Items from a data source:
# # # #

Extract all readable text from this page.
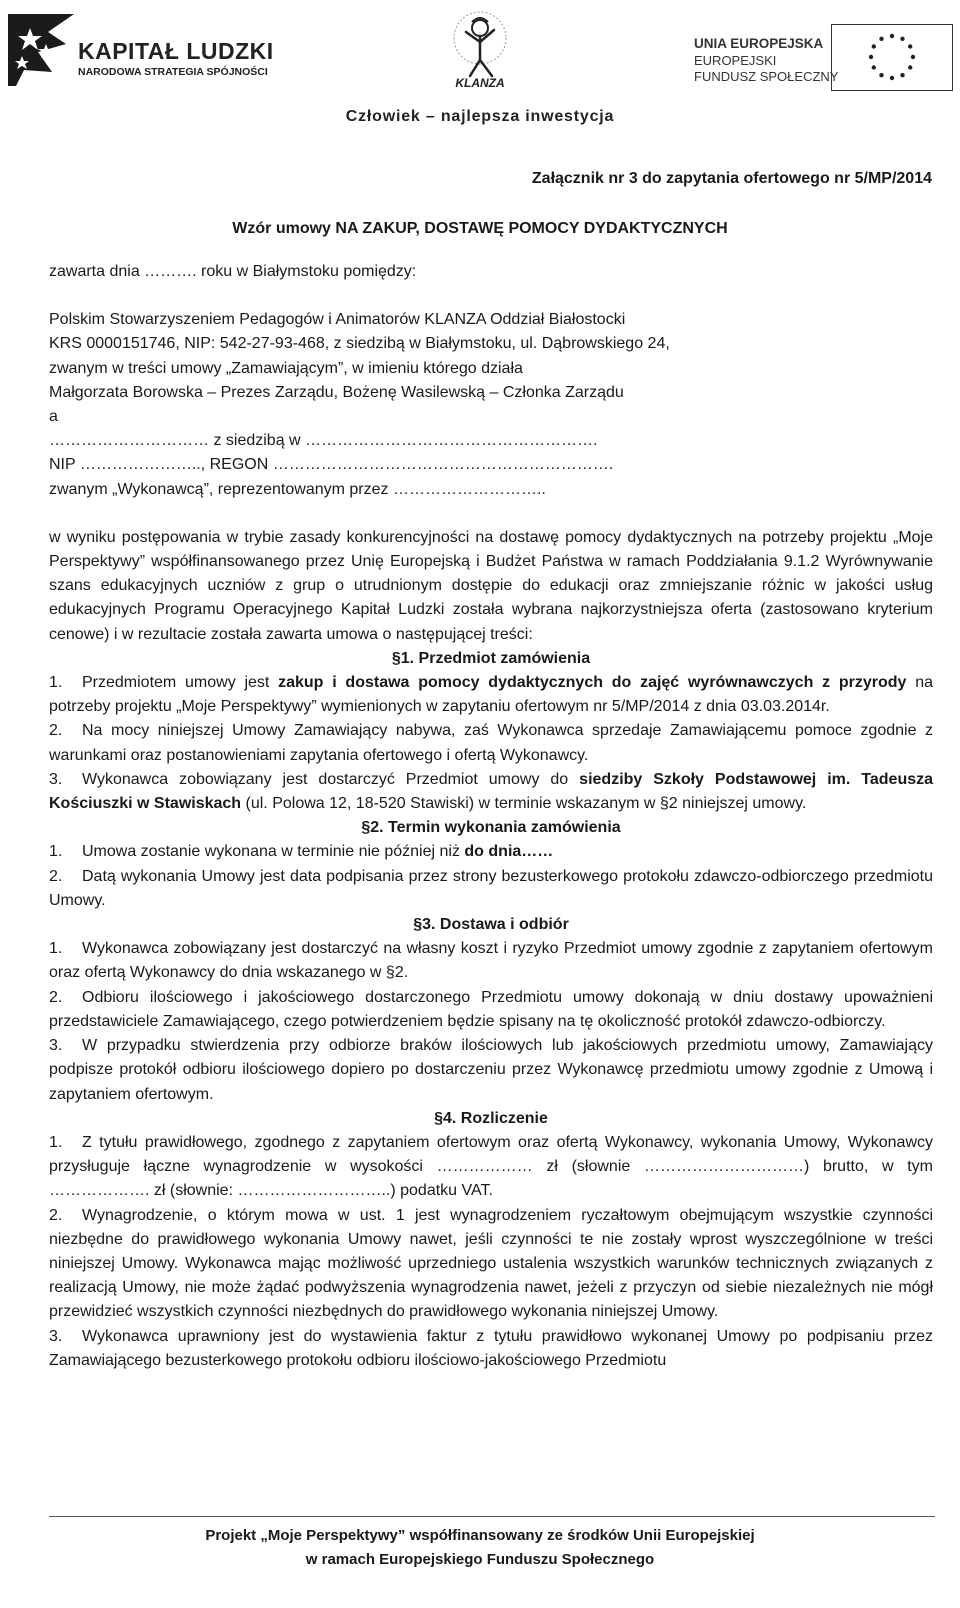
KAPITAŁ LUDZKI
NARODOWA STRATEGIA SPÓJNOŚCI
KLANZA
UNIA EUROPEJSKA
EUROPEJSKI
FUNDUSZ SPOŁECZNY
Człowiek – najlepsza inwestycja
Załącznik nr 3 do zapytania ofertowego nr 5/MP/2014
Wzór umowy NA ZAKUP, DOSTAWĘ POMOCY DYDAKTYCZNYCH

zawarta dnia ………. roku w Białymstoku pomiędzy:

Polskim Stowarzyszeniem Pedagogów i Animatorów KLANZA Oddział Białostocki

KRS 0000151746, NIP: 542-27-93-468, z siedzibą w Białymstoku, ul. Dąbrowskiego 24,

zwanym w treści umowy „Zamawiającym”, w imieniu którego działa

Małgorzata Borowska – Prezes Zarządu, Bożenę Wasilewską – Członka Zarządu

a

………………………… z siedzibą w ……………………………………………….

NIP ………………….., REGON ……………………………………………………….

zwanym „Wykonawcą”, reprezentowanym przez ………………………..

w wyniku postępowania w trybie zasady konkurencyjności na dostawę pomocy dydaktycznych na potrzeby projektu „Moje Perspektywy” współfinansowanego przez Unię Europejską i Budżet Państwa w ramach Poddziałania 9.1.2 Wyrównywanie szans edukacyjnych uczniów z grup o utrudnionym dostępie do edukacji oraz zmniejszanie różnic w jakości usług edukacyjnych Programu Operacyjnego Kapitał Ludzki została wybrana najkorzystniejsza oferta (zastosowano kryterium cenowe) i w rezultacie została zawarta umowa o następującej treści:

§1. Przedmiot zamówienia

1. Przedmiotem umowy jest zakup i dostawa pomocy dydaktycznych do zajęć wyrównawczych z przyrody na potrzeby projektu „Moje Perspektywy” wymienionych w zapytaniu ofertowym nr 5/MP/2014 z dnia 03.03.2014r.

2. Na mocy niniejszej Umowy Zamawiający nabywa, zaś Wykonawca sprzedaje Zamawiającemu pomoce zgodnie z warunkami oraz postanowieniami zapytania ofertowego i ofertą Wykonawcy.

3. Wykonawca zobowiązany jest dostarczyć Przedmiot umowy do siedziby Szkoły Podstawowej im. Tadeusza Kościuszki w Stawiskach (ul. Polowa 12, 18-520 Stawiski) w terminie wskazanym w §2 niniejszej umowy.

§2. Termin wykonania zamówienia

1. Umowa zostanie wykonana w terminie nie później niż do dnia……

2. Datą wykonania Umowy jest data podpisania przez strony bezusterkowego protokołu zdawczo-odbiorczego przedmiotu Umowy.

§3. Dostawa i odbiór

1. Wykonawca zobowiązany jest dostarczyć na własny koszt i ryzyko Przedmiot umowy zgodnie z zapytaniem ofertowym oraz ofertą Wykonawcy do dnia wskazanego w §2.

2. Odbioru ilościowego i jakościowego dostarczonego Przedmiotu umowy dokonają w dniu dostawy upoważnieni przedstawiciele Zamawiającego, czego potwierdzeniem będzie spisany na tę okoliczność protokół zdawczo-odbiorczy.

3. W przypadku stwierdzenia przy odbiorze braków ilościowych lub jakościowych przedmiotu umowy, Zamawiający podpisze protokół odbioru ilościowego dopiero po dostarczeniu przez Wykonawcę przedmiotu umowy zgodnie z Umową i zapytaniem ofertowym.

§4. Rozliczenie

1. Z tytułu prawidłowego, zgodnego z zapytaniem ofertowym oraz ofertą Wykonawcy, wykonania Umowy, Wykonawcy przysługuje łączne wynagrodzenie w wysokości ……………… zł (słownie …………………………) brutto, w tym ………………. zł (słownie: ………………………..) podatku VAT.

2. Wynagrodzenie, o którym mowa w ust. 1 jest wynagrodzeniem ryczałtowym obejmującym wszystkie czynności niezbędne do prawidłowego wykonania Umowy nawet, jeśli czynności te nie zostały wprost wyszczególnione w treści niniejszej Umowy. Wykonawca mając możliwość uprzedniego ustalenia wszystkich warunków technicznych związanych z realizacją Umowy, nie może żądać podwyższenia wynagrodzenia nawet, jeżeli z przyczyn od siebie niezależnych nie mógł przewidzieć wszystkich czynności niezbędnych do prawidłowego wykonania niniejszej Umowy.

3. Wykonawca uprawniony jest do wystawienia faktur z tytułu prawidłowo wykonanej Umowy po podpisaniu przez Zamawiającego bezusterkowego protokołu odbioru ilościowo-jakościowego Przedmiotu

Projekt „Moje Perspektywy” współfinansowany ze środków Unii Europejskiej
w ramach Europejskiego Funduszu Społecznego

# # # #

■ TASK DETAILS: Transcribe the full listing above exactly, with the images removed.

■ EXPECTED OUTPUT:
Extract all readable text from this page.
KAPITAŁ LUDZKI
NARODOWA STRATEGIA SPÓJNOŚCI
KLANZA
UNIA EUROPEJSKA
EUROPEJSKI
FUNDUSZ SPOŁECZNY
Człowiek – najlepsza inwestycja
Załącznik nr 3 do zapytania ofertowego nr 5/MP/2014
Wzór umowy NA ZAKUP, DOSTAWĘ POMOCY DYDAKTYCZNYCH

zawarta dnia ………. roku w Białymstoku pomiędzy:

Polskim Stowarzyszeniem Pedagogów i Animatorów KLANZA Oddział Białostocki

KRS 0000151746, NIP: 542-27-93-468, z siedzibą w Białymstoku, ul. Dąbrowskiego 24,

zwanym w treści umowy „Zamawiającym”, w imieniu którego działa

Małgorzata Borowska – Prezes Zarządu, Bożenę Wasilewską – Członka Zarządu

a

………………………… z siedzibą w ……………………………………………….

NIP ………………….., REGON ……………………………………………………….

zwanym „Wykonawcą”, reprezentowanym przez ………………………..

w wyniku postępowania w trybie zasady konkurencyjności na dostawę pomocy dydaktycznych na potrzeby projektu „Moje Perspektywy” współfinansowanego przez Unię Europejską i Budżet Państwa w ramach Poddziałania 9.1.2 Wyrównywanie szans edukacyjnych uczniów z grup o utrudnionym dostępie do edukacji oraz zmniejszanie różnic w jakości usług edukacyjnych Programu Operacyjnego Kapitał Ludzki została wybrana najkorzystniejsza oferta (zastosowano kryterium cenowe) i w rezultacie została zawarta umowa o następującej treści:

§1. Przedmiot zamówienia

1. Przedmiotem umowy jest zakup i dostawa pomocy dydaktycznych do zajęć wyrównawczych z przyrody na potrzeby projektu „Moje Perspektywy” wymienionych w zapytaniu ofertowym nr 5/MP/2014 z dnia 03.03.2014r.

2. Na mocy niniejszej Umowy Zamawiający nabywa, zaś Wykonawca sprzedaje Zamawiającemu pomoce zgodnie z warunkami oraz postanowieniami zapytania ofertowego i ofertą Wykonawcy.

3. Wykonawca zobowiązany jest dostarczyć Przedmiot umowy do siedziby Szkoły Podstawowej im. Tadeusza Kościuszki w Stawiskach (ul. Polowa 12, 18-520 Stawiski) w terminie wskazanym w §2 niniejszej umowy.

§2. Termin wykonania zamówienia

1. Umowa zostanie wykonana w terminie nie później niż do dnia……

2. Datą wykonania Umowy jest data podpisania przez strony bezusterkowego protokołu zdawczo-odbiorczego przedmiotu Umowy.

§3. Dostawa i odbiór

1. Wykonawca zobowiązany jest dostarczyć na własny koszt i ryzyko Przedmiot umowy zgodnie z zapytaniem ofertowym oraz ofertą Wykonawcy do dnia wskazanego w §2.

2. Odbioru ilościowego i jakościowego dostarczonego Przedmiotu umowy dokonają w dniu dostawy upoważnieni przedstawiciele Zamawiającego, czego potwierdzeniem będzie spisany na tę okoliczność protokół zdawczo-odbiorczy.

3. W przypadku stwierdzenia przy odbiorze braków ilościowych lub jakościowych przedmiotu umowy, Zamawiający podpisze protokół odbioru ilościowego dopiero po dostarczeniu przez Wykonawcę przedmiotu umowy zgodnie z Umową i zapytaniem ofertowym.

§4. Rozliczenie

1. Z tytułu prawidłowego, zgodnego z zapytaniem ofertowym oraz ofertą Wykonawcy, wykonania Umowy, Wykonawcy przysługuje łączne wynagrodzenie w wysokości ……………… zł (słownie …………………………) brutto, w tym ………………. zł (słownie: ………………………..) podatku VAT.

2. Wynagrodzenie, o którym mowa w ust. 1 jest wynagrodzeniem ryczałtowym obejmującym wszystkie czynności niezbędne do prawidłowego wykonania Umowy nawet, jeśli czynności te nie zostały wprost wyszczególnione w treści niniejszej Umowy. Wykonawca mając możliwość uprzedniego ustalenia wszystkich warunków technicznych związanych z realizacją Umowy, nie może żądać podwyższenia wynagrodzenia nawet, jeżeli z przyczyn od siebie niezależnych nie mógł przewidzieć wszystkich czynności niezbędnych do prawidłowego wykonania niniejszej Umowy.

3. Wykonawca uprawniony jest do wystawienia faktur z tytułu prawidłowo wykonanej Umowy po podpisaniu przez Zamawiającego bezusterkowego protokołu odbioru ilościowo-jakościowego Przedmiotu

Projekt „Moje Perspektywy” współfinansowany ze środków Unii Europejskiej
w ramach Europejskiego Funduszu Społecznego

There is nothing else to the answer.